● **Exercise task**
From the records below, pull each line that has "icon".

● **Dataset records**
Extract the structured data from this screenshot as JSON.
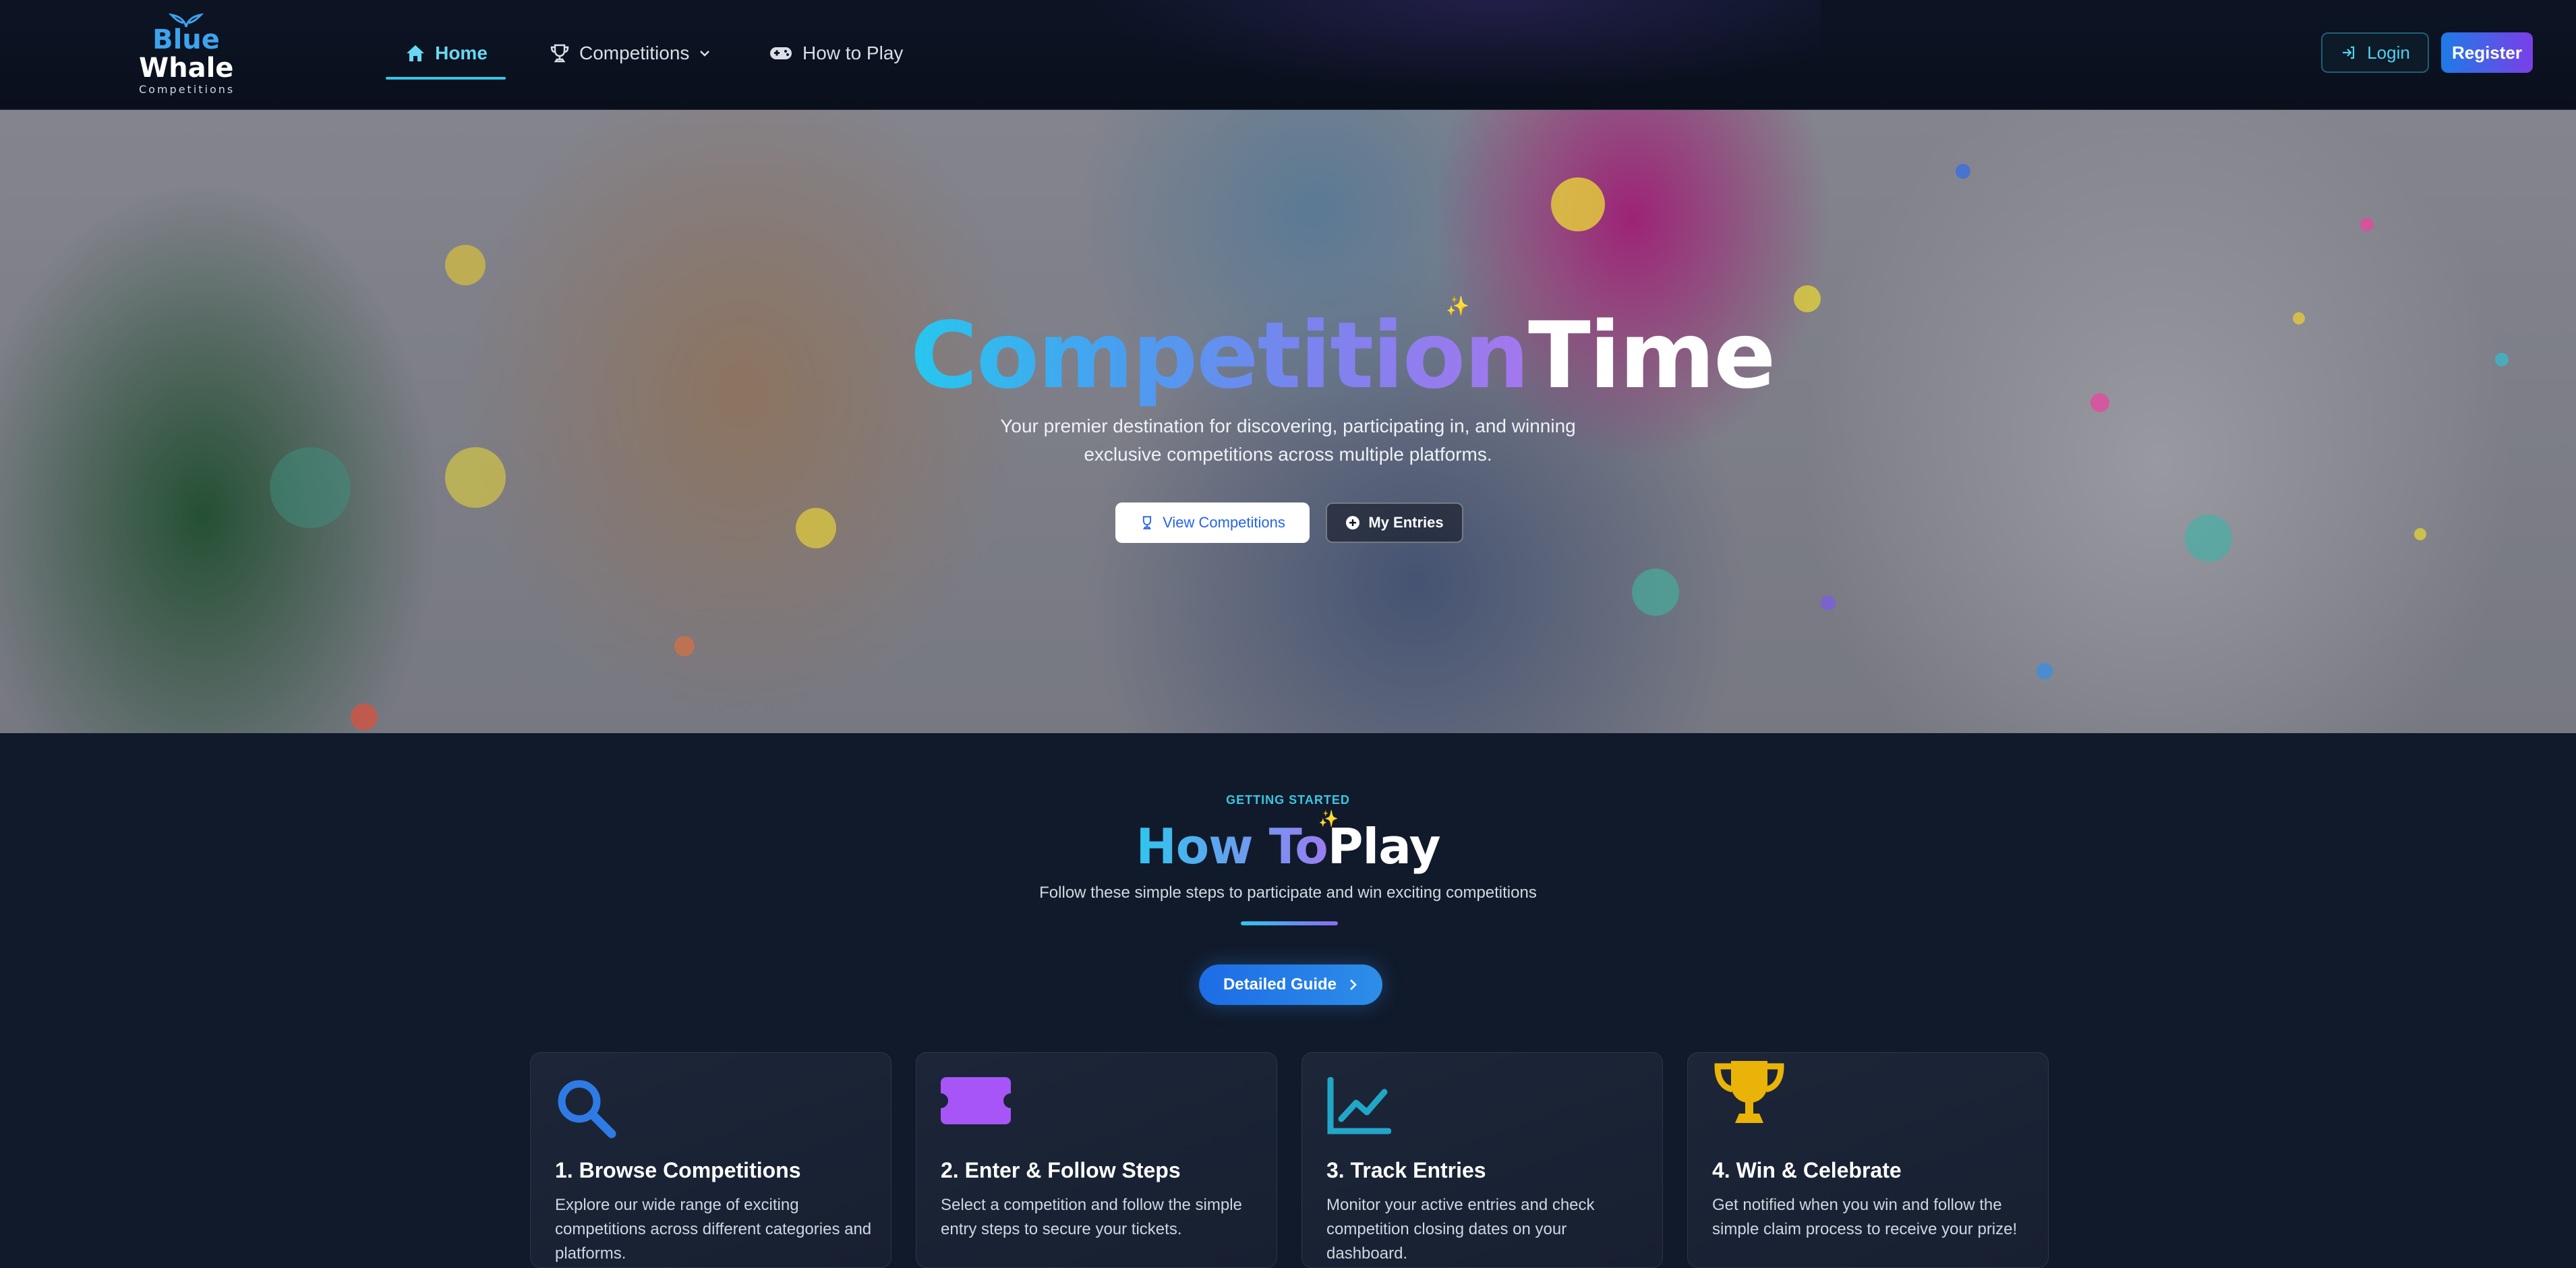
{
  "brand": {
    "line1": "Blue",
    "line2": "Whale",
    "line3": "Competitions"
  },
  "nav": {
    "home": "Home",
    "competitions": "Competitions",
    "how_to_play": "How to Play",
    "login": "Login",
    "register": "Register"
  },
  "hero": {
    "title_part1": "Competition",
    "title_part2": "Time",
    "subtitle": "Your premier destination for discovering, participating in, and winning exclusive competitions across multiple platforms.",
    "primary_button": "View Competitions",
    "secondary_button": "My Entries"
  },
  "how_to_play": {
    "eyebrow": "GETTING STARTED",
    "title_part1": "How To",
    "title_part2": "Play",
    "subtitle": "Follow these simple steps to participate and win exciting competitions",
    "guide_button": "Detailed Guide",
    "steps": [
      {
        "icon": "magnifier-icon",
        "title": "1. Browse Competitions",
        "desc": "Explore our wide range of exciting competitions across different categories and platforms."
      },
      {
        "icon": "ticket-icon",
        "title": "2. Enter & Follow Steps",
        "desc": "Select a competition and follow the simple entry steps to secure your tickets."
      },
      {
        "icon": "chart-line-icon",
        "title": "3. Track Entries",
        "desc": "Monitor your active entries and check competition closing dates on your dashboard."
      },
      {
        "icon": "trophy-icon",
        "title": "4. Win & Celebrate",
        "desc": "Get notified when you win and follow the simple claim process to receive your prize!"
      }
    ]
  },
  "colors": {
    "accent_cyan": "#35c6e6",
    "accent_purple": "#7a3fe8",
    "page_bg": "#111a2b",
    "ticket_purple": "#a855f7",
    "trophy_gold": "#eab308",
    "search_blue": "#2f7be6",
    "chart_cyan": "#22a6c8"
  }
}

● **Correct output**
        "icon": "magnifier-icon",
        "icon": "ticket-icon",
        "icon": "chart-line-icon",
        "icon": "trophy-icon",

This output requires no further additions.